— Directive —
Write down every entry below once more, exactly.

[Data excerpts]

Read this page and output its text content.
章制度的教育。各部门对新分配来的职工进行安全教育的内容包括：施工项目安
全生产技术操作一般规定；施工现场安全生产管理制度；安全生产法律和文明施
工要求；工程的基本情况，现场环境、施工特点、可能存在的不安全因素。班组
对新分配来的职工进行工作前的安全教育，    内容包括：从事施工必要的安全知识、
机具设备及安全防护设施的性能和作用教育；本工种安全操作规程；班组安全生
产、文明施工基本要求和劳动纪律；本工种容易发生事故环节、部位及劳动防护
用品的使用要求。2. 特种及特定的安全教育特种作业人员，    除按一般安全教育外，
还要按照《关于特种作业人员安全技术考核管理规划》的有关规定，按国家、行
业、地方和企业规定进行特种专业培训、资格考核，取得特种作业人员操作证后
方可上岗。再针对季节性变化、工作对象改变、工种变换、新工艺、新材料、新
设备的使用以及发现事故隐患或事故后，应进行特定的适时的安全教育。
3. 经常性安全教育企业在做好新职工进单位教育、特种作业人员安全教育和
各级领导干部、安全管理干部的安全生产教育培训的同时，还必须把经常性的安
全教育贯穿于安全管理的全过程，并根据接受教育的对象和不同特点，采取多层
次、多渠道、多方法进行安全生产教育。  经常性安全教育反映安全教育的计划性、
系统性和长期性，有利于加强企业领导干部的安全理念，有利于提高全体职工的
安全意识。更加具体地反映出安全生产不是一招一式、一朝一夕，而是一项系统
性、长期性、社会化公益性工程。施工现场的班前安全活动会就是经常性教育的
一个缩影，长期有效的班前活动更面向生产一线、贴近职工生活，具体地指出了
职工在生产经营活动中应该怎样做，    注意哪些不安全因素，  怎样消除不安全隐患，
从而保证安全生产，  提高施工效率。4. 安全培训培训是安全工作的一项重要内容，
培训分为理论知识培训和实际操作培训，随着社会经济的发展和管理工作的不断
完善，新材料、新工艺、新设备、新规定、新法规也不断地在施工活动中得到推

— Correct answer —
Read this page and output its text content.
章制度的教育。各部门对新分配来的职工进行安全教育的内容包括：施工项目安
全生产技术操作一般规定；施工现场安全生产管理制度；安全生产法律和文明施
工要求；工程的基本情况，现场环境、施工特点、可能存在的不安全因素。班组
对新分配来的职工进行工作前的安全教育，    内容包括：从事施工必要的安全知识、
机具设备及安全防护设施的性能和作用教育；本工种安全操作规程；班组安全生
产、文明施工基本要求和劳动纪律；本工种容易发生事故环节、部位及劳动防护
用品的使用要求。2. 特种及特定的安全教育特种作业人员，    除按一般安全教育外，
还要按照《关于特种作业人员安全技术考核管理规划》的有关规定，按国家、行
业、地方和企业规定进行特种专业培训、资格考核，取得特种作业人员操作证后
方可上岗。再针对季节性变化、工作对象改变、工种变换、新工艺、新材料、新
设备的使用以及发现事故隐患或事故后，应进行特定的适时的安全教育。
3. 经常性安全教育企业在做好新职工进单位教育、特种作业人员安全教育和
各级领导干部、安全管理干部的安全生产教育培训的同时，还必须把经常性的安
全教育贯穿于安全管理的全过程，并根据接受教育的对象和不同特点，采取多层
次、多渠道、多方法进行安全生产教育。  经常性安全教育反映安全教育的计划性、
系统性和长期性，有利于加强企业领导干部的安全理念，有利于提高全体职工的
安全意识。更加具体地反映出安全生产不是一招一式、一朝一夕，而是一项系统
性、长期性、社会化公益性工程。施工现场的班前安全活动会就是经常性教育的
一个缩影，长期有效的班前活动更面向生产一线、贴近职工生活，具体地指出了
职工在生产经营活动中应该怎样做，    注意哪些不安全因素，  怎样消除不安全隐患，
从而保证安全生产，  提高施工效率。4. 安全培训培训是安全工作的一项重要内容，
培训分为理论知识培训和实际操作培训，随着社会经济的发展和管理工作的不断
完善，新材料、新工艺、新设备、新规定、新法规也不断地在施工活动中得到推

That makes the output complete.